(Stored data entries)

· · · ·

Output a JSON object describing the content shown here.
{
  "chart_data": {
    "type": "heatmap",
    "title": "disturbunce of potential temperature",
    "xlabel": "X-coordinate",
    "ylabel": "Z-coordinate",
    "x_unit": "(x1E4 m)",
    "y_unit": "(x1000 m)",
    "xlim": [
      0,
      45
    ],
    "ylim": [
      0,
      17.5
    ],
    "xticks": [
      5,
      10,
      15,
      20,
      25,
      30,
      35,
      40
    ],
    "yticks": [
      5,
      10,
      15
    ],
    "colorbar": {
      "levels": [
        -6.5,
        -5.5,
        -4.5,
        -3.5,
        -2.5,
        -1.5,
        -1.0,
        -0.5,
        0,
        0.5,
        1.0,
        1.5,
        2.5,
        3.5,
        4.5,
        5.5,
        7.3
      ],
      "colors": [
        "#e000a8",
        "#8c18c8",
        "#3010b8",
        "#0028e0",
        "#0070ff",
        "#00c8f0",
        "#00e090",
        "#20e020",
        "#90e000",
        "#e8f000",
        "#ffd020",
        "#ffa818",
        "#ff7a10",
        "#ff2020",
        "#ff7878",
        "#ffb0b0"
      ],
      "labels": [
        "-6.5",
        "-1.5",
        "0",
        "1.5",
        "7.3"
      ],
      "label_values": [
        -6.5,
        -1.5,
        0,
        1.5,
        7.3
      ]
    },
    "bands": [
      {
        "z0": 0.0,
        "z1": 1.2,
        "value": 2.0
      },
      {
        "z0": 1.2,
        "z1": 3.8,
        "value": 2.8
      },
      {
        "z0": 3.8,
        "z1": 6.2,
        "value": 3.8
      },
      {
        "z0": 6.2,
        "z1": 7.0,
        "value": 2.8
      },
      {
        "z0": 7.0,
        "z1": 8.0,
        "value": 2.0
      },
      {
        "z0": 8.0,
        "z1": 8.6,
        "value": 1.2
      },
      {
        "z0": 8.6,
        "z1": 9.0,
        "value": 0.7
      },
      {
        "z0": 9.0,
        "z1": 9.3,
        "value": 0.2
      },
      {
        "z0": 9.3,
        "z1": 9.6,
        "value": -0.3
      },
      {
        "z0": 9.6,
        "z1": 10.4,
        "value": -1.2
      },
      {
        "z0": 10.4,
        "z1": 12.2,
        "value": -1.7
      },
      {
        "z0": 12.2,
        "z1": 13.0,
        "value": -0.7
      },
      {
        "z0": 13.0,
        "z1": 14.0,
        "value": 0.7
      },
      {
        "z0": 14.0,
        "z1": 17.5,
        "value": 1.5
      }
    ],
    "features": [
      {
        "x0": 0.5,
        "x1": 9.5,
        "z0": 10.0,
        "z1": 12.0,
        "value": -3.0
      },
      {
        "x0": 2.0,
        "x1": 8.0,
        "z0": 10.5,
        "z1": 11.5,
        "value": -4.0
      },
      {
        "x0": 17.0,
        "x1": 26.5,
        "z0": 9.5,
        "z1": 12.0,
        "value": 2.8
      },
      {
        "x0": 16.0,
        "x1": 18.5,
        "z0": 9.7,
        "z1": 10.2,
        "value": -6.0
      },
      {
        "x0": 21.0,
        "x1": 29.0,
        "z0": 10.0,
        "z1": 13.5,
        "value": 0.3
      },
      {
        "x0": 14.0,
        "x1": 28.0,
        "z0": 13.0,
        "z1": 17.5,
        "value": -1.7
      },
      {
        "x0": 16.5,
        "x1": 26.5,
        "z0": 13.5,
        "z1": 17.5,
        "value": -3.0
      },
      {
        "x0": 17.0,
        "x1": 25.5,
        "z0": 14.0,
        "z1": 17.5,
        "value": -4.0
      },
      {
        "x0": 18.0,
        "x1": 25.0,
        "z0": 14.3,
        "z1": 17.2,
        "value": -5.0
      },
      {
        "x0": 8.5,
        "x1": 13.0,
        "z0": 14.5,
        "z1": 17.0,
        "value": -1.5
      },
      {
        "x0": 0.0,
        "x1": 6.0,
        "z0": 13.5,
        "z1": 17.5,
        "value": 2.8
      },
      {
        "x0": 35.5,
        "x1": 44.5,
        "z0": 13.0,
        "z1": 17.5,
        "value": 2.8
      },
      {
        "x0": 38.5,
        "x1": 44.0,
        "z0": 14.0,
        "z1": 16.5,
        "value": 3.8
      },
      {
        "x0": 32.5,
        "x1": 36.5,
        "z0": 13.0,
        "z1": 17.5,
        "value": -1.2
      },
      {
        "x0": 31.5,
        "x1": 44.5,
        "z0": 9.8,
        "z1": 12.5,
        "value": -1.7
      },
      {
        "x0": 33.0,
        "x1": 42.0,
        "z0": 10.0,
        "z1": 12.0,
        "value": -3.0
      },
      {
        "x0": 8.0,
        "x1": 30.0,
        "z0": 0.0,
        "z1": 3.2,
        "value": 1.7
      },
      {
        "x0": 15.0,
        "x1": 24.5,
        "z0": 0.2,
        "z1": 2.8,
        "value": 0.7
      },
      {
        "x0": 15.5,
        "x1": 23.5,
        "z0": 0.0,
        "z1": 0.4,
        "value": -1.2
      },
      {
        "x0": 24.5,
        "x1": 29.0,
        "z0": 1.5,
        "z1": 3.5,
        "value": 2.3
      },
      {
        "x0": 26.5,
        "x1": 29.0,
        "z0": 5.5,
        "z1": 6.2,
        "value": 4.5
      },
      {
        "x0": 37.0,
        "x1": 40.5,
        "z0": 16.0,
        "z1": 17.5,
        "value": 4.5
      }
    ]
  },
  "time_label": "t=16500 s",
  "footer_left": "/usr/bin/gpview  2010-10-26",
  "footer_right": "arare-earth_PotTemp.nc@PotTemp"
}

· · · ·

Output every entry shown above, exactly.

Output a JSON object describing the content shown here.
{
  "chart_data": {
    "type": "heatmap",
    "title": "disturbunce of potential temperature",
    "xlabel": "X-coordinate",
    "ylabel": "Z-coordinate",
    "x_unit": "(x1E4 m)",
    "y_unit": "(x1000 m)",
    "xlim": [
      0,
      45
    ],
    "ylim": [
      0,
      17.5
    ],
    "xticks": [
      5,
      10,
      15,
      20,
      25,
      30,
      35,
      40
    ],
    "yticks": [
      5,
      10,
      15
    ],
    "colorbar": {
      "levels": [
        -6.5,
        -5.5,
        -4.5,
        -3.5,
        -2.5,
        -1.5,
        -1.0,
        -0.5,
        0,
        0.5,
        1.0,
        1.5,
        2.5,
        3.5,
        4.5,
        5.5,
        7.3
      ],
      "colors": [
        "#e000a8",
        "#8c18c8",
        "#3010b8",
        "#0028e0",
        "#0070ff",
        "#00c8f0",
        "#00e090",
        "#20e020",
        "#90e000",
        "#e8f000",
        "#ffd020",
        "#ffa818",
        "#ff7a10",
        "#ff2020",
        "#ff7878",
        "#ffb0b0"
      ],
      "labels": [
        "-6.5",
        "-1.5",
        "0",
        "1.5",
        "7.3"
      ],
      "label_values": [
        -6.5,
        -1.5,
        0,
        1.5,
        7.3
      ]
    },
    "bands": [
      {
        "z0": 0.0,
        "z1": 1.2,
        "value": 2.0
      },
      {
        "z0": 1.2,
        "z1": 3.8,
        "value": 2.8
      },
      {
        "z0": 3.8,
        "z1": 6.2,
        "value": 3.8
      },
      {
        "z0": 6.2,
        "z1": 7.0,
        "value": 2.8
      },
      {
        "z0": 7.0,
        "z1": 8.0,
        "value": 2.0
      },
      {
        "z0": 8.0,
        "z1": 8.6,
        "value": 1.2
      },
      {
        "z0": 8.6,
        "z1": 9.0,
        "value": 0.7
      },
      {
        "z0": 9.0,
        "z1": 9.3,
        "value": 0.2
      },
      {
        "z0": 9.3,
        "z1": 9.6,
        "value": -0.3
      },
      {
        "z0": 9.6,
        "z1": 10.4,
        "value": -1.2
      },
      {
        "z0": 10.4,
        "z1": 12.2,
        "value": -1.7
      },
      {
        "z0": 12.2,
        "z1": 13.0,
        "value": -0.7
      },
      {
        "z0": 13.0,
        "z1": 14.0,
        "value": 0.7
      },
      {
        "z0": 14.0,
        "z1": 17.5,
        "value": 1.5
      }
    ],
    "features": [
      {
        "x0": 0.5,
        "x1": 9.5,
        "z0": 10.0,
        "z1": 12.0,
        "value": -3.0
      },
      {
        "x0": 2.0,
        "x1": 8.0,
        "z0": 10.5,
        "z1": 11.5,
        "value": -4.0
      },
      {
        "x0": 17.0,
        "x1": 26.5,
        "z0": 9.5,
        "z1": 12.0,
        "value": 2.8
      },
      {
        "x0": 16.0,
        "x1": 18.5,
        "z0": 9.7,
        "z1": 10.2,
        "value": -6.0
      },
      {
        "x0": 21.0,
        "x1": 29.0,
        "z0": 10.0,
        "z1": 13.5,
        "value": 0.3
      },
      {
        "x0": 14.0,
        "x1": 28.0,
        "z0": 13.0,
        "z1": 17.5,
        "value": -1.7
      },
      {
        "x0": 16.5,
        "x1": 26.5,
        "z0": 13.5,
        "z1": 17.5,
        "value": -3.0
      },
      {
        "x0": 17.0,
        "x1": 25.5,
        "z0": 14.0,
        "z1": 17.5,
        "value": -4.0
      },
      {
        "x0": 18.0,
        "x1": 25.0,
        "z0": 14.3,
        "z1": 17.2,
        "value": -5.0
      },
      {
        "x0": 8.5,
        "x1": 13.0,
        "z0": 14.5,
        "z1": 17.0,
        "value": -1.5
      },
      {
        "x0": 0.0,
        "x1": 6.0,
        "z0": 13.5,
        "z1": 17.5,
        "value": 2.8
      },
      {
        "x0": 35.5,
        "x1": 44.5,
        "z0": 13.0,
        "z1": 17.5,
        "value": 2.8
      },
      {
        "x0": 38.5,
        "x1": 44.0,
        "z0": 14.0,
        "z1": 16.5,
        "value": 3.8
      },
      {
        "x0": 32.5,
        "x1": 36.5,
        "z0": 13.0,
        "z1": 17.5,
        "value": -1.2
      },
      {
        "x0": 31.5,
        "x1": 44.5,
        "z0": 9.8,
        "z1": 12.5,
        "value": -1.7
      },
      {
        "x0": 33.0,
        "x1": 42.0,
        "z0": 10.0,
        "z1": 12.0,
        "value": -3.0
      },
      {
        "x0": 8.0,
        "x1": 30.0,
        "z0": 0.0,
        "z1": 3.2,
        "value": 1.7
      },
      {
        "x0": 15.0,
        "x1": 24.5,
        "z0": 0.2,
        "z1": 2.8,
        "value": 0.7
      },
      {
        "x0": 15.5,
        "x1": 23.5,
        "z0": 0.0,
        "z1": 0.4,
        "value": -1.2
      },
      {
        "x0": 24.5,
        "x1": 29.0,
        "z0": 1.5,
        "z1": 3.5,
        "value": 2.3
      },
      {
        "x0": 26.5,
        "x1": 29.0,
        "z0": 5.5,
        "z1": 6.2,
        "value": 4.5
      },
      {
        "x0": 37.0,
        "x1": 40.5,
        "z0": 16.0,
        "z1": 17.5,
        "value": 4.5
      }
    ]
  },
  "time_label": "t=16500 s",
  "footer_left": "/usr/bin/gpview  2010-10-26",
  "footer_right": "arare-earth_PotTemp.nc@PotTemp"
}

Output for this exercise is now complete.